Set down each line of the material that follows, exactly, with no pictures.

★ ★ ★ ★

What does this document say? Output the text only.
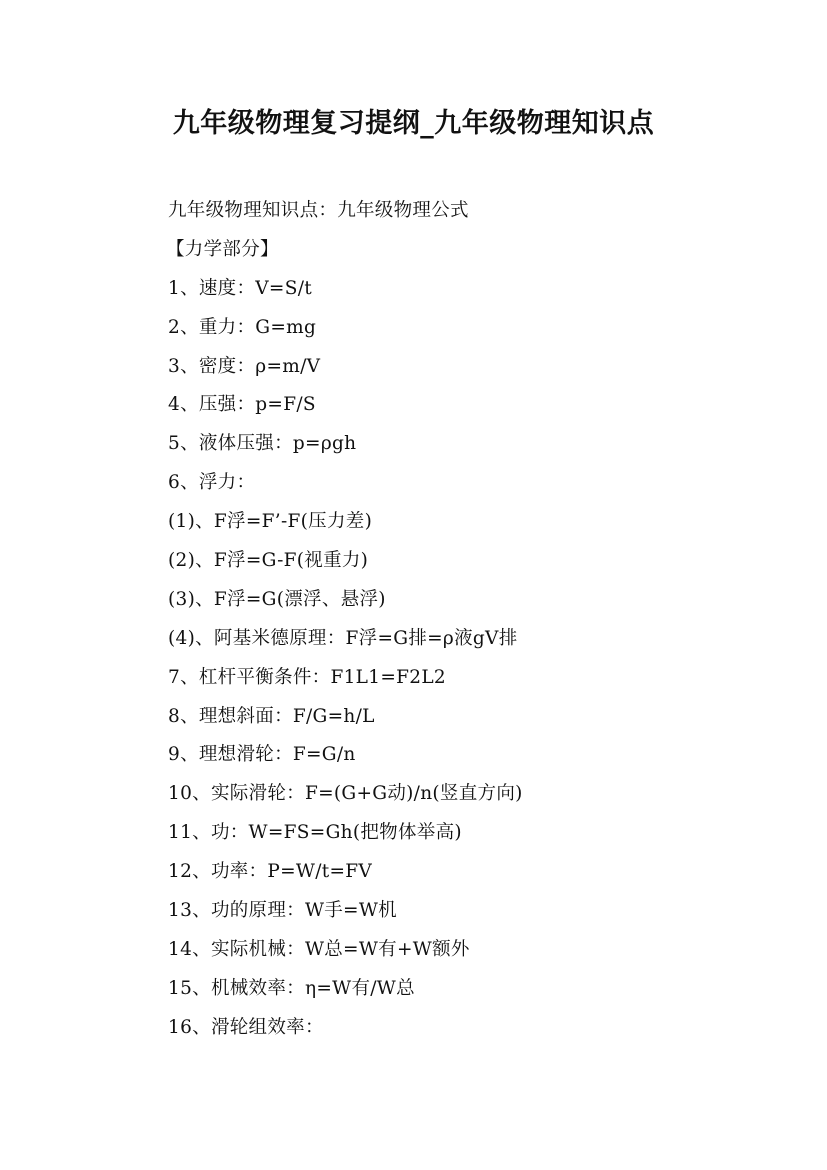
九年级物理复习提纲_九年级物理知识点
九年级物理知识点：九年级物理公式
【力学部分】
1、速度：V=S/t
2、重力：G=mg
3、密度：ρ=m/V
4、压强：p=F/S
5、液体压强：p=ρgh
6、浮力：
(1)、F浮=F’-F(压力差)
(2)、F浮=G-F(视重力)
(3)、F浮=G(漂浮、悬浮)
(4)、阿基米德原理：F浮=G排=ρ液gV排
7、杠杆平衡条件：F1L1=F2L2
8、理想斜面：F/G=h/L
9、理想滑轮：F=G/n
10、实际滑轮：F=(G+G动)/n(竖直方向)
11、功：W=FS=Gh(把物体举高)
12、功率：P=W/t=FV
13、功的原理：W手=W机
14、实际机械：W总=W有+W额外
15、机械效率：η=W有/W总
16、滑轮组效率：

★ ★ ★ ★

* Completed exercise *
What does this document say? Output the text only.
九年级物理复习提纲_九年级物理知识点
九年级物理知识点：九年级物理公式
【力学部分】
1、速度：V=S/t
2、重力：G=mg
3、密度：ρ=m/V
4、压强：p=F/S
5、液体压强：p=ρgh
6、浮力：
(1)、F浮=F’-F(压力差)
(2)、F浮=G-F(视重力)
(3)、F浮=G(漂浮、悬浮)
(4)、阿基米德原理：F浮=G排=ρ液gV排
7、杠杆平衡条件：F1L1=F2L2
8、理想斜面：F/G=h/L
9、理想滑轮：F=G/n
10、实际滑轮：F=(G+G动)/n(竖直方向)
11、功：W=FS=Gh(把物体举高)
12、功率：P=W/t=FV
13、功的原理：W手=W机
14、实际机械：W总=W有+W额外
15、机械效率：η=W有/W总
16、滑轮组效率：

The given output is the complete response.